(Extracted data entries)
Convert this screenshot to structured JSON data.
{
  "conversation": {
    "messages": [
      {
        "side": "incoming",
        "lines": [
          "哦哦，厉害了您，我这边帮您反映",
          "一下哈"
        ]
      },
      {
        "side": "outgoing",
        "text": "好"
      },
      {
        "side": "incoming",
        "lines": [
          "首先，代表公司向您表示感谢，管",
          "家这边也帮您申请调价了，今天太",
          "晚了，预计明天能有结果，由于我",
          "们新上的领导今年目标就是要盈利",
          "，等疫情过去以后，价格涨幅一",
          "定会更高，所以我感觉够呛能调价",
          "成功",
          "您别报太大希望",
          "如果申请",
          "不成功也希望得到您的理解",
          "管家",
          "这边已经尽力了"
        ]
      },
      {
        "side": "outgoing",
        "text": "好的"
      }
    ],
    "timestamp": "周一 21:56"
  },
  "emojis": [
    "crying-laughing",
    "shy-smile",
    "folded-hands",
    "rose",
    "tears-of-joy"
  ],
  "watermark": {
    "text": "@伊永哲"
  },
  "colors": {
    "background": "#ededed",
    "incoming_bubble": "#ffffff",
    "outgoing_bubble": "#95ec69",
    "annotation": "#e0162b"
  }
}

CHALLENGE | Provide all the records again, word for word.

RESULT |
Convert this screenshot to structured JSON data.
{
  "conversation": {
    "messages": [
      {
        "side": "incoming",
        "lines": [
          "哦哦，厉害了您，我这边帮您反映",
          "一下哈"
        ]
      },
      {
        "side": "outgoing",
        "text": "好"
      },
      {
        "side": "incoming",
        "lines": [
          "首先，代表公司向您表示感谢，管",
          "家这边也帮您申请调价了，今天太",
          "晚了，预计明天能有结果，由于我",
          "们新上的领导今年目标就是要盈利",
          "，等疫情过去以后，价格涨幅一",
          "定会更高，所以我感觉够呛能调价",
          "成功",
          "您别报太大希望",
          "如果申请",
          "不成功也希望得到您的理解",
          "管家",
          "这边已经尽力了"
        ]
      },
      {
        "side": "outgoing",
        "text": "好的"
      }
    ],
    "timestamp": "周一 21:56"
  },
  "emojis": [
    "crying-laughing",
    "shy-smile",
    "folded-hands",
    "rose",
    "tears-of-joy"
  ],
  "watermark": {
    "text": "@伊永哲"
  },
  "colors": {
    "background": "#ededed",
    "incoming_bubble": "#ffffff",
    "outgoing_bubble": "#95ec69",
    "annotation": "#e0162b"
  }
}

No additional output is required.